DIRECTION:
Rewrite each of the items below as a numbered list, leaving out any blank lines.

[Start]

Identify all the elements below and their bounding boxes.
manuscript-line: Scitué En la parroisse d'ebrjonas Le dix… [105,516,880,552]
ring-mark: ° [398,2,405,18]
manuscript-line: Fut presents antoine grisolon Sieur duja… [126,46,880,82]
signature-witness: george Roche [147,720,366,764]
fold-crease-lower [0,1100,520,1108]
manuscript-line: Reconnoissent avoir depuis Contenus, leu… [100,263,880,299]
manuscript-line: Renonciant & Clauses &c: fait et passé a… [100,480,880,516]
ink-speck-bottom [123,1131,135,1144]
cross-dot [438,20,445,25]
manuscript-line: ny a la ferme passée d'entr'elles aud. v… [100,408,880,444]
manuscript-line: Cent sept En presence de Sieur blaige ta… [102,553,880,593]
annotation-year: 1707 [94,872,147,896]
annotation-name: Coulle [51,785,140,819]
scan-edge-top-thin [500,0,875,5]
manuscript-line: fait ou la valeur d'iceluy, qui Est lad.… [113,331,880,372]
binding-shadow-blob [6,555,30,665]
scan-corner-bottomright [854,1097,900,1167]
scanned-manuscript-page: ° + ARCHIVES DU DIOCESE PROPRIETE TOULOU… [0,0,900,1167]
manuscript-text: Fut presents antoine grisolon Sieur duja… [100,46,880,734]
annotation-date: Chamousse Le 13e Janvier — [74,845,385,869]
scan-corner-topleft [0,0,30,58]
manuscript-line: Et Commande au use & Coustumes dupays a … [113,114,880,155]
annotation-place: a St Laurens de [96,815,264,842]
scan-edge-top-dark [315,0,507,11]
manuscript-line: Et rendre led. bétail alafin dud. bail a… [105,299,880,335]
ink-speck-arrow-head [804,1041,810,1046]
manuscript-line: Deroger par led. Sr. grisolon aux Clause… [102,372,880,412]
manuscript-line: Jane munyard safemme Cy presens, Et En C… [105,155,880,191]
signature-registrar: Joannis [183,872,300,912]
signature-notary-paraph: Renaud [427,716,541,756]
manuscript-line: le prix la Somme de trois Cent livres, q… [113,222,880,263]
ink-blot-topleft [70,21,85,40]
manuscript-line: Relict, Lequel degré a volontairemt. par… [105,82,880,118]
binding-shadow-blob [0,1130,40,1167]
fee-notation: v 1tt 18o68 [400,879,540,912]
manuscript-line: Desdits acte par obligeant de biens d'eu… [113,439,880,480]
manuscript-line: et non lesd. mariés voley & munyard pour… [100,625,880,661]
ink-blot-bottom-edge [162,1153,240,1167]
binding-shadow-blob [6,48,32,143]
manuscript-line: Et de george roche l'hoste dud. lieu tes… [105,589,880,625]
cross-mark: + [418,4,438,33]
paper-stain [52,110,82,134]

[End]

FINAL ANSWER:
1. Identify all the elements below and their bounding boxes.
2. manuscript-line: Scitué En la parroisse d'ebrjonas Le dix… [105,516,880,552]
3. ring-mark: ° [398,2,405,18]
4. manuscript-line: Fut presents antoine grisolon Sieur duja… [126,46,880,82]
5. signature-witness: george Roche [147,720,366,764]
6. fold-crease-lower [0,1100,520,1108]
7. manuscript-line: Reconnoissent avoir depuis Contenus, leu… [100,263,880,299]
8. manuscript-line: Renonciant & Clauses &c: fait et passé a… [100,480,880,516]
9. ink-speck-bottom [123,1131,135,1144]
10. cross-dot [438,20,445,25]
11. manuscript-line: ny a la ferme passée d'entr'elles aud. v… [100,408,880,444]
12. manuscript-line: Cent sept En presence de Sieur blaige ta… [102,553,880,593]
13. annotation-year: 1707 [94,872,147,896]
14. annotation-name: Coulle [51,785,140,819]
15. scan-edge-top-thin [500,0,875,5]
16. manuscript-line: fait ou la valeur d'iceluy, qui Est lad.… [113,331,880,372]
17. binding-shadow-blob [6,555,30,665]
18. scan-corner-bottomright [854,1097,900,1167]
19. scanned-manuscript-page: ° + ARCHIVES DU DIOCESE PROPRIETE TOULOU… [0,0,900,1167]
20. manuscript-text: Fut presents antoine grisolon Sieur duja… [100,46,880,734]
21. annotation-date: Chamousse Le 13e Janvier — [74,845,385,869]
22. scan-corner-topleft [0,0,30,58]
23. manuscript-line: Et Commande au use & Coustumes dupays a … [113,114,880,155]
24. annotation-place: a St Laurens de [96,815,264,842]
25. scan-edge-top-dark [315,0,507,11]
26. manuscript-line: Et rendre led. bétail alafin dud. bail a… [105,299,880,335]
27. ink-speck-arrow-head [804,1041,810,1046]
28. manuscript-line: Deroger par led. Sr. grisolon aux Clause… [102,372,880,412]
29. manuscript-line: Jane munyard safemme Cy presens, Et En C… [105,155,880,191]
30. signature-registrar: Joannis [183,872,300,912]
31. signature-notary-paraph: Renaud [427,716,541,756]
32. manuscript-line: le prix la Somme de trois Cent livres, q… [113,222,880,263]
33. ink-blot-topleft [70,21,85,40]
34. manuscript-line: Relict, Lequel degré a volontairemt. par… [105,82,880,118]
35. binding-shadow-blob [0,1130,40,1167]
36. fee-notation: v 1tt 18o68 [400,879,540,912]
37. manuscript-line: Desdits acte par obligeant de biens d'eu… [113,439,880,480]
38. manuscript-line: et non lesd. mariés voley & munyard pour… [100,625,880,661]
39. ink-blot-bottom-edge [162,1153,240,1167]
40. binding-shadow-blob [6,48,32,143]
41. manuscript-line: Et de george roche l'hoste dud. lieu tes… [105,589,880,625]
42. cross-mark: + [418,4,438,33]
43. paper-stain [52,110,82,134]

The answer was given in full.